What follows is a set of records; repeat all of them exactly.

>> BEGIN Exercise inputs

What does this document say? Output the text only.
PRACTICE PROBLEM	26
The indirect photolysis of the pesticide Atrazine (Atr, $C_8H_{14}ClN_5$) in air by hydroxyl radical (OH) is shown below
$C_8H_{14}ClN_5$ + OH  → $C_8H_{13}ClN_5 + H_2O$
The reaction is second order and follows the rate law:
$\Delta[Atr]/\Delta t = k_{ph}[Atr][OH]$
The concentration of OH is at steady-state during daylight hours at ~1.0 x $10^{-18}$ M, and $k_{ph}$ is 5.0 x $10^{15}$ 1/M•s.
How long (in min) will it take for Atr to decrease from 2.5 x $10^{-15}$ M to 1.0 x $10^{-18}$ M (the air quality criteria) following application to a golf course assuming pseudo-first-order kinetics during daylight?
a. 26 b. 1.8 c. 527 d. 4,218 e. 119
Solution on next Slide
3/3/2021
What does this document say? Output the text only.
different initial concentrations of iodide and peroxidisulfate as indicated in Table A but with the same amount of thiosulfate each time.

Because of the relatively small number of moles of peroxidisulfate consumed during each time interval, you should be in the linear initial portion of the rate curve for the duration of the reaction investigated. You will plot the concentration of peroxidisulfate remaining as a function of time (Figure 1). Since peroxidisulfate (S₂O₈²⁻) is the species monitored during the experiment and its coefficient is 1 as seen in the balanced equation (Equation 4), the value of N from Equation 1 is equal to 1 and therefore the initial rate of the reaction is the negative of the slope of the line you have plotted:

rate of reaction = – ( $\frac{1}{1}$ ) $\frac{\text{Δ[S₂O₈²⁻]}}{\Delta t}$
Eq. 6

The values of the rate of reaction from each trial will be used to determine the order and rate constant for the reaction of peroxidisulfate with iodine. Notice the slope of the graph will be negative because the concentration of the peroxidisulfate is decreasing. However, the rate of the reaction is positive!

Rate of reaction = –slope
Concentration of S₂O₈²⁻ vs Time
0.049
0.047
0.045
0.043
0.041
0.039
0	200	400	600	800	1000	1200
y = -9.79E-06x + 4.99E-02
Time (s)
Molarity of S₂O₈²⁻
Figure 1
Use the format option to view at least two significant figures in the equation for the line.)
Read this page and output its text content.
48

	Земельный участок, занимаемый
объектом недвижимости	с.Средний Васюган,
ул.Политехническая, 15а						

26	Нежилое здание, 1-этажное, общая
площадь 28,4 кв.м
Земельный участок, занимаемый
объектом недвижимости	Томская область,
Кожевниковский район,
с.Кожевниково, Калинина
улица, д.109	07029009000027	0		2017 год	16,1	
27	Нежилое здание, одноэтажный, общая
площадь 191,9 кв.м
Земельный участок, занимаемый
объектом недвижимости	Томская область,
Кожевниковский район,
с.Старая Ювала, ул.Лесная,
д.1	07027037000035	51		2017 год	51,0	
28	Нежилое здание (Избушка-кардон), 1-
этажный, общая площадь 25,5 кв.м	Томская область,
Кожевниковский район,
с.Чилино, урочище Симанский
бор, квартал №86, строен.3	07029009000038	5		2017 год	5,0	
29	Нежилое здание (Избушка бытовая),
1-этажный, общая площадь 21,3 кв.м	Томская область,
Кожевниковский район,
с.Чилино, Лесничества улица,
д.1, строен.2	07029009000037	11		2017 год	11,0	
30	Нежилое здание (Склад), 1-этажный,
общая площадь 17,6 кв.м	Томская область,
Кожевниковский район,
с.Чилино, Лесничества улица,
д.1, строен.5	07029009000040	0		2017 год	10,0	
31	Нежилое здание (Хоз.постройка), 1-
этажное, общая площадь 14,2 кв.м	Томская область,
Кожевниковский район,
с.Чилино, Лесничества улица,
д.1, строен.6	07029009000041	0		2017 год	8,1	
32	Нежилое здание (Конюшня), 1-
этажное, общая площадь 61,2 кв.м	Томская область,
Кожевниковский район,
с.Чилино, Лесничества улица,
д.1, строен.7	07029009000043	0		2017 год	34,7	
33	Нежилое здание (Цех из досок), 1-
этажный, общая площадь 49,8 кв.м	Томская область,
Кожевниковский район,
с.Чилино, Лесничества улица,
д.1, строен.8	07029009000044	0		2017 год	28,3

>> END Exercise inputs

**Solution to this task**
What does this document say? Output the text only.
PRACTICE PROBLEM	26
The indirect photolysis of the pesticide Atrazine (Atr, $C_8H_{14}ClN_5$) in air by hydroxyl radical (OH) is shown below
$C_8H_{14}ClN_5$ + OH  → $C_8H_{13}ClN_5 + H_2O$
The reaction is second order and follows the rate law:
$\Delta[Atr]/\Delta t = k_{ph}[Atr][OH]$
The concentration of OH is at steady-state during daylight hours at ~1.0 x $10^{-18}$ M, and $k_{ph}$ is 5.0 x $10^{15}$ 1/M•s.
How long (in min) will it take for Atr to decrease from 2.5 x $10^{-15}$ M to 1.0 x $10^{-18}$ M (the air quality criteria) following application to a golf course assuming pseudo-first-order kinetics during daylight?
a. 26 b. 1.8 c. 527 d. 4,218 e. 119
Solution on next Slide
3/3/2021
What does this document say? Output the text only.
different initial concentrations of iodide and peroxidisulfate as indicated in Table A but with the same amount of thiosulfate each time.

Because of the relatively small number of moles of peroxidisulfate consumed during each time interval, you should be in the linear initial portion of the rate curve for the duration of the reaction investigated. You will plot the concentration of peroxidisulfate remaining as a function of time (Figure 1). Since peroxidisulfate (S₂O₈²⁻) is the species monitored during the experiment and its coefficient is 1 as seen in the balanced equation (Equation 4), the value of N from Equation 1 is equal to 1 and therefore the initial rate of the reaction is the negative of the slope of the line you have plotted:

rate of reaction = – ( $\frac{1}{1}$ ) $\frac{\text{Δ[S₂O₈²⁻]}}{\Delta t}$
Eq. 6

The values of the rate of reaction from each trial will be used to determine the order and rate constant for the reaction of peroxidisulfate with iodine. Notice the slope of the graph will be negative because the concentration of the peroxidisulfate is decreasing. However, the rate of the reaction is positive!

Rate of reaction = –slope
Concentration of S₂O₈²⁻ vs Time
0.049
0.047
0.045
0.043
0.041
0.039
0	200	400	600	800	1000	1200
y = -9.79E-06x + 4.99E-02
Time (s)
Molarity of S₂O₈²⁻
Figure 1
Use the format option to view at least two significant figures in the equation for the line.)
Read this page and output its text content.
48

	Земельный участок, занимаемый
объектом недвижимости	с.Средний Васюган,
ул.Политехническая, 15а						

26	Нежилое здание, 1-этажное, общая
площадь 28,4 кв.м
Земельный участок, занимаемый
объектом недвижимости	Томская область,
Кожевниковский район,
с.Кожевниково, Калинина
улица, д.109	07029009000027	0		2017 год	16,1	
27	Нежилое здание, одноэтажный, общая
площадь 191,9 кв.м
Земельный участок, занимаемый
объектом недвижимости	Томская область,
Кожевниковский район,
с.Старая Ювала, ул.Лесная,
д.1	07027037000035	51		2017 год	51,0	
28	Нежилое здание (Избушка-кардон), 1-
этажный, общая площадь 25,5 кв.м	Томская область,
Кожевниковский район,
с.Чилино, урочище Симанский
бор, квартал №86, строен.3	07029009000038	5		2017 год	5,0	
29	Нежилое здание (Избушка бытовая),
1-этажный, общая площадь 21,3 кв.м	Томская область,
Кожевниковский район,
с.Чилино, Лесничества улица,
д.1, строен.2	07029009000037	11		2017 год	11,0	
30	Нежилое здание (Склад), 1-этажный,
общая площадь 17,6 кв.м	Томская область,
Кожевниковский район,
с.Чилино, Лесничества улица,
д.1, строен.5	07029009000040	0		2017 год	10,0	
31	Нежилое здание (Хоз.постройка), 1-
этажное, общая площадь 14,2 кв.м	Томская область,
Кожевниковский район,
с.Чилино, Лесничества улица,
д.1, строен.6	07029009000041	0		2017 год	8,1	
32	Нежилое здание (Конюшня), 1-
этажное, общая площадь 61,2 кв.м	Томская область,
Кожевниковский район,
с.Чилино, Лесничества улица,
д.1, строен.7	07029009000043	0		2017 год	34,7	
33	Нежилое здание (Цех из досок), 1-
этажный, общая площадь 49,8 кв.м	Томская область,
Кожевниковский район,
с.Чилино, Лесничества улица,
д.1, строен.8	07029009000044	0		2017 год	28,3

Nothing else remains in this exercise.